Available records:
::::

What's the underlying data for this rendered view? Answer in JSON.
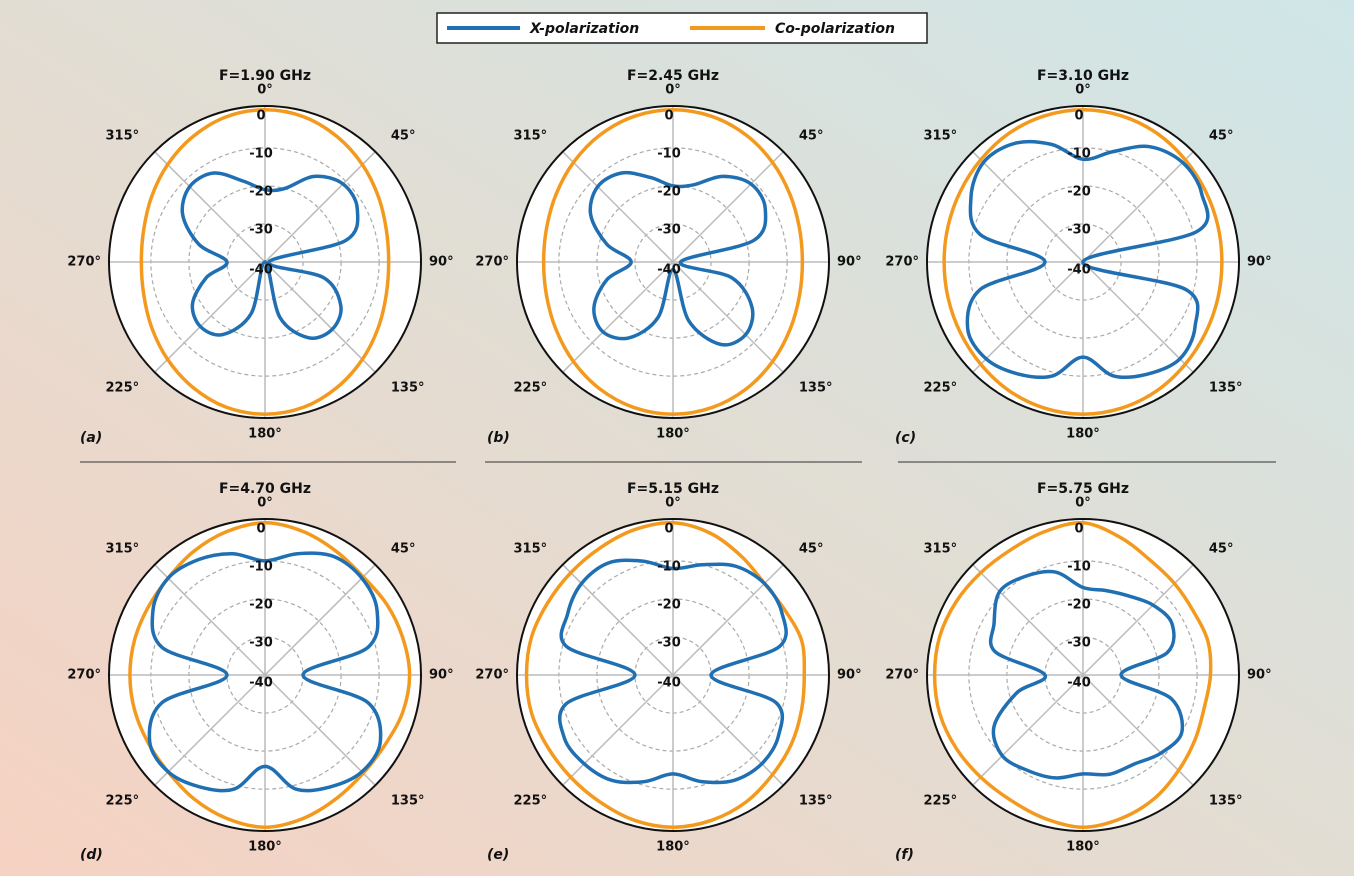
{
  "chart_data": [
    {
      "type": "polar",
      "title": "F=1.90 GHz",
      "label": "(a)",
      "rlim": [
        -40,
        1
      ],
      "rticks": [
        0,
        -10,
        -20,
        -30,
        -40
      ],
      "thetaticks": [
        {
          "value": 0,
          "label": "0°"
        },
        {
          "value": 45,
          "label": "45°"
        },
        {
          "value": 90,
          "label": "90°"
        },
        {
          "value": 135,
          "label": "135°"
        },
        {
          "value": 180,
          "label": "180°"
        },
        {
          "value": 225,
          "label": "225°"
        },
        {
          "value": 270,
          "label": "270°"
        },
        {
          "value": 315,
          "label": "315°"
        }
      ],
      "x": [
        0,
        15,
        30,
        45,
        60,
        75,
        90,
        105,
        120,
        135,
        150,
        165,
        180,
        195,
        210,
        225,
        240,
        255,
        270,
        285,
        300,
        315,
        330,
        345
      ],
      "series": [
        {
          "name": "X-polarization",
          "color": "#1f6fb2",
          "values": [
            -21,
            -20,
            -14,
            -11,
            -12,
            -18,
            -39,
            -24,
            -17,
            -15,
            -17,
            -25,
            -40,
            -26,
            -18,
            -16,
            -18,
            -24,
            -30,
            -22,
            -15,
            -12,
            -13,
            -18
          ]
        },
        {
          "name": "Co-polarization",
          "color": "#f39a1e",
          "values": [
            0,
            -0.5,
            -2,
            -3.8,
            -5.6,
            -7,
            -7.5,
            -7,
            -5.6,
            -3.8,
            -2,
            -0.5,
            0,
            -0.5,
            -2,
            -3.8,
            -5.6,
            -7,
            -7.5,
            -7,
            -5.6,
            -3.8,
            -2,
            -0.5
          ]
        }
      ]
    },
    {
      "type": "polar",
      "title": "F=2.45 GHz",
      "label": "(b)",
      "rlim": [
        -40,
        1
      ],
      "rticks": [
        0,
        -10,
        -20,
        -30,
        -40
      ],
      "thetaticks": [
        {
          "value": 0,
          "label": "0°"
        },
        {
          "value": 45,
          "label": "45°"
        },
        {
          "value": 90,
          "label": "90°"
        },
        {
          "value": 135,
          "label": "135°"
        },
        {
          "value": 180,
          "label": "180°"
        },
        {
          "value": 225,
          "label": "225°"
        },
        {
          "value": 270,
          "label": "270°"
        },
        {
          "value": 315,
          "label": "315°"
        }
      ],
      "x": [
        0,
        15,
        30,
        45,
        60,
        75,
        90,
        105,
        120,
        135,
        150,
        165,
        180,
        195,
        210,
        225,
        240,
        255,
        270,
        285,
        300,
        315,
        330,
        345
      ],
      "series": [
        {
          "name": "X-polarization",
          "color": "#1f6fb2",
          "values": [
            -20,
            -19,
            -14,
            -11,
            -12,
            -18,
            -38,
            -24,
            -16,
            -13,
            -15,
            -24,
            -38,
            -25,
            -17,
            -14,
            -16,
            -22,
            -29,
            -22,
            -15,
            -12,
            -13,
            -17
          ]
        },
        {
          "name": "Co-polarization",
          "color": "#f39a1e",
          "values": [
            0,
            -0.4,
            -1.5,
            -3,
            -4.5,
            -5.6,
            -6,
            -5.6,
            -4.5,
            -3,
            -1.5,
            -0.4,
            0,
            -0.4,
            -1.5,
            -3,
            -4.5,
            -5.6,
            -6,
            -5.6,
            -4.5,
            -3,
            -1.5,
            -0.4
          ]
        }
      ]
    },
    {
      "type": "polar",
      "title": "F=3.10 GHz",
      "label": "(c)",
      "rlim": [
        -40,
        1
      ],
      "rticks": [
        0,
        -10,
        -20,
        -30,
        -40
      ],
      "thetaticks": [
        {
          "value": 0,
          "label": "0°"
        },
        {
          "value": 45,
          "label": "45°"
        },
        {
          "value": 90,
          "label": "90°"
        },
        {
          "value": 135,
          "label": "135°"
        },
        {
          "value": 180,
          "label": "180°"
        },
        {
          "value": 225,
          "label": "225°"
        },
        {
          "value": 270,
          "label": "270°"
        },
        {
          "value": 315,
          "label": "315°"
        }
      ],
      "x": [
        0,
        15,
        30,
        45,
        60,
        75,
        90,
        105,
        120,
        135,
        150,
        165,
        180,
        195,
        210,
        225,
        240,
        255,
        270,
        285,
        300,
        315,
        330,
        345
      ],
      "series": [
        {
          "name": "X-polarization",
          "color": "#1f6fb2",
          "values": [
            -13,
            -10,
            -5,
            -3,
            -4,
            -9,
            -40,
            -12,
            -6,
            -4,
            -6,
            -9,
            -15,
            -9,
            -6,
            -4,
            -5,
            -12,
            -30,
            -12,
            -6,
            -3,
            -4,
            -8
          ]
        },
        {
          "name": "Co-polarization",
          "color": "#f39a1e",
          "values": [
            0,
            -0.3,
            -1,
            -2,
            -2.8,
            -3.3,
            -3.5,
            -3.3,
            -2.8,
            -2,
            -1,
            -0.3,
            0,
            -0.3,
            -1,
            -2,
            -2.8,
            -3.3,
            -3.5,
            -3.3,
            -2.8,
            -2,
            -1,
            -0.3
          ]
        }
      ]
    },
    {
      "type": "polar",
      "title": "F=4.70 GHz",
      "label": "(d)",
      "rlim": [
        -40,
        1
      ],
      "rticks": [
        0,
        -10,
        -20,
        -30,
        -40
      ],
      "thetaticks": [
        {
          "value": 0,
          "label": "0°"
        },
        {
          "value": 45,
          "label": "45°"
        },
        {
          "value": 90,
          "label": "90°"
        },
        {
          "value": 135,
          "label": "135°"
        },
        {
          "value": 180,
          "label": "180°"
        },
        {
          "value": 225,
          "label": "225°"
        },
        {
          "value": 270,
          "label": "270°"
        },
        {
          "value": 315,
          "label": "315°"
        }
      ],
      "x": [
        0,
        15,
        30,
        45,
        60,
        75,
        90,
        105,
        120,
        135,
        150,
        165,
        180,
        195,
        210,
        225,
        240,
        255,
        270,
        285,
        300,
        315,
        330,
        345
      ],
      "series": [
        {
          "name": "X-polarization",
          "color": "#1f6fb2",
          "values": [
            -10,
            -7,
            -4,
            -4,
            -6,
            -12,
            -30,
            -12,
            -5,
            -4,
            -6,
            -9,
            -16,
            -9,
            -6,
            -4,
            -5,
            -12,
            -30,
            -12,
            -6,
            -4,
            -5,
            -7
          ]
        },
        {
          "name": "Co-polarization",
          "color": "#f39a1e",
          "values": [
            0,
            -1,
            -2.5,
            -3.5,
            -3,
            -2.5,
            -2,
            -2.5,
            -3.5,
            -3.5,
            -2.5,
            -1,
            0,
            -1,
            -2.5,
            -4,
            -4.5,
            -4.5,
            -4.5,
            -4.5,
            -4.5,
            -4,
            -2.5,
            -1
          ]
        }
      ]
    },
    {
      "type": "polar",
      "title": "F=5.15 GHz",
      "label": "(e)",
      "rlim": [
        -40,
        1
      ],
      "rticks": [
        0,
        -10,
        -20,
        -30,
        -40
      ],
      "thetaticks": [
        {
          "value": 0,
          "label": "0°"
        },
        {
          "value": 45,
          "label": "45°"
        },
        {
          "value": 90,
          "label": "90°"
        },
        {
          "value": 135,
          "label": "135°"
        },
        {
          "value": 180,
          "label": "180°"
        },
        {
          "value": 225,
          "label": "225°"
        },
        {
          "value": 270,
          "label": "270°"
        },
        {
          "value": 315,
          "label": "315°"
        }
      ],
      "x": [
        0,
        15,
        30,
        45,
        60,
        75,
        90,
        105,
        120,
        135,
        150,
        165,
        180,
        195,
        210,
        225,
        240,
        255,
        270,
        285,
        300,
        315,
        330,
        345
      ],
      "series": [
        {
          "name": "X-polarization",
          "color": "#1f6fb2",
          "values": [
            -12,
            -10,
            -7,
            -6,
            -7,
            -11,
            -30,
            -12,
            -8,
            -7,
            -8,
            -11,
            -14,
            -11,
            -8,
            -7,
            -7,
            -11,
            -30,
            -11,
            -8,
            -6,
            -6,
            -9
          ]
        },
        {
          "name": "Co-polarization",
          "color": "#f39a1e",
          "values": [
            0,
            -1.5,
            -4,
            -6,
            -6,
            -5,
            -5.5,
            -5,
            -4,
            -3,
            -1.5,
            -0.5,
            0,
            -0.5,
            -1.5,
            -2,
            -2,
            -1.5,
            -1.5,
            -1.5,
            -2,
            -2,
            -1.5,
            -0.5
          ]
        }
      ]
    },
    {
      "type": "polar",
      "title": "F=5.75 GHz",
      "label": "(f)",
      "rlim": [
        -40,
        1
      ],
      "rticks": [
        0,
        -10,
        -20,
        -30,
        -40
      ],
      "thetaticks": [
        {
          "value": 0,
          "label": "0°"
        },
        {
          "value": 45,
          "label": "45°"
        },
        {
          "value": 90,
          "label": "90°"
        },
        {
          "value": 135,
          "label": "135°"
        },
        {
          "value": 180,
          "label": "180°"
        },
        {
          "value": 225,
          "label": "225°"
        },
        {
          "value": 270,
          "label": "270°"
        },
        {
          "value": 315,
          "label": "315°"
        }
      ],
      "x": [
        0,
        15,
        30,
        45,
        60,
        75,
        90,
        105,
        120,
        135,
        150,
        165,
        180,
        195,
        210,
        225,
        240,
        255,
        270,
        285,
        300,
        315,
        330,
        345
      ],
      "series": [
        {
          "name": "X-polarization",
          "color": "#1f6fb2",
          "values": [
            -17,
            -17,
            -16,
            -14,
            -13,
            -17,
            -30,
            -16,
            -10,
            -11,
            -13,
            -13,
            -14,
            -12,
            -11,
            -10,
            -13,
            -22,
            -30,
            -16,
            -13,
            -9,
            -10,
            -12
          ]
        },
        {
          "name": "Co-polarization",
          "color": "#f39a1e",
          "values": [
            0,
            -2.5,
            -5,
            -6,
            -6.5,
            -6,
            -6.5,
            -7,
            -6,
            -4.5,
            -2.5,
            -1,
            0,
            -1,
            -2,
            -2,
            -1.5,
            -1,
            -1,
            -1,
            -1.5,
            -2,
            -2,
            -1
          ]
        }
      ]
    }
  ]
}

::::

Look for lines containing the string "title" and copy them all.

Answer:
      "title": "F=1.90 GHz",
      "title": "F=2.45 GHz",
      "title": "F=3.10 GHz",
      "title": "F=4.70 GHz",
      "title": "F=5.15 GHz",
      "title": "F=5.75 GHz",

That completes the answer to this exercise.